------ Task inputs
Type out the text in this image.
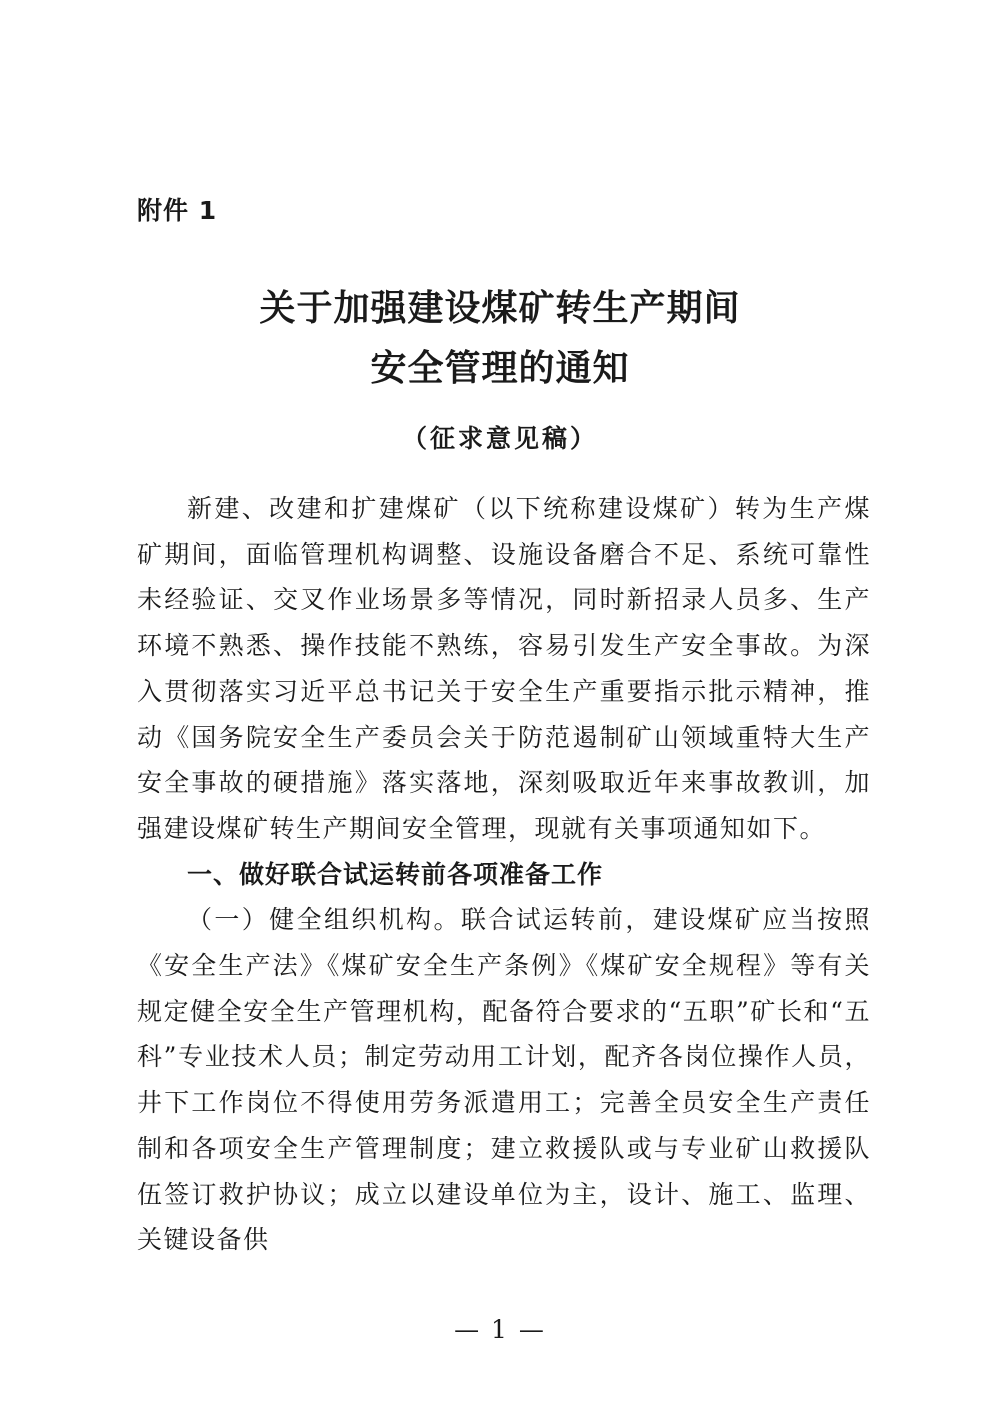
附件 1
关于加强建设煤矿转生产期间
安全管理的通知
（征求意见稿）

新建、改建和扩建煤矿（以下统称建设煤矿）转为生产煤矿期间，面临管理机构调整、设施设备磨合不足、系统可靠性未经验证、交叉作业场景多等情况，同时新招录人员多、生产环境不熟悉、操作技能不熟练，容易引发生产安全事故。为深入贯彻落实习近平总书记关于安全生产重要指示批示精神，推动《国务院安全生产委员会关于防范遏制矿山领域重特大生产安全事故的硬措施》落实落地，深刻吸取近年来事故教训，加强建设煤矿转生产期间安全管理，现就有关事项通知如下。

一、做好联合试运转前各项准备工作

（一）健全组织机构。联合试运转前，建设煤矿应当按照《安全生产法》《煤矿安全生产条例》《煤矿安全规程》等有关规定健全安全生产管理机构，配备符合要求的“五职”矿长和“五科”专业技术人员；制定劳动用工计划，配齐各岗位操作人员，井下工作岗位不得使用劳务派遣用工；完善全员安全生产责任制和各项安全生产管理制度；建立救援队或与专业矿山救援队伍签订救护协议；成立以建设单位为主，设计、施工、监理、关键设备供

— 1 —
------------
▸ Exercise requirements:
The records above are to be reproduced exactly; the pictures are to be left out.

▸ Written solution:
Type out the text in this image.
附件 1
关于加强建设煤矿转生产期间
安全管理的通知
（征求意见稿）

新建、改建和扩建煤矿（以下统称建设煤矿）转为生产煤矿期间，面临管理机构调整、设施设备磨合不足、系统可靠性未经验证、交叉作业场景多等情况，同时新招录人员多、生产环境不熟悉、操作技能不熟练，容易引发生产安全事故。为深入贯彻落实习近平总书记关于安全生产重要指示批示精神，推动《国务院安全生产委员会关于防范遏制矿山领域重特大生产安全事故的硬措施》落实落地，深刻吸取近年来事故教训，加强建设煤矿转生产期间安全管理，现就有关事项通知如下。

一、做好联合试运转前各项准备工作

（一）健全组织机构。联合试运转前，建设煤矿应当按照《安全生产法》《煤矿安全生产条例》《煤矿安全规程》等有关规定健全安全生产管理机构，配备符合要求的“五职”矿长和“五科”专业技术人员；制定劳动用工计划，配齐各岗位操作人员，井下工作岗位不得使用劳务派遣用工；完善全员安全生产责任制和各项安全生产管理制度；建立救援队或与专业矿山救援队伍签订救护协议；成立以建设单位为主，设计、施工、监理、关键设备供

— 1 —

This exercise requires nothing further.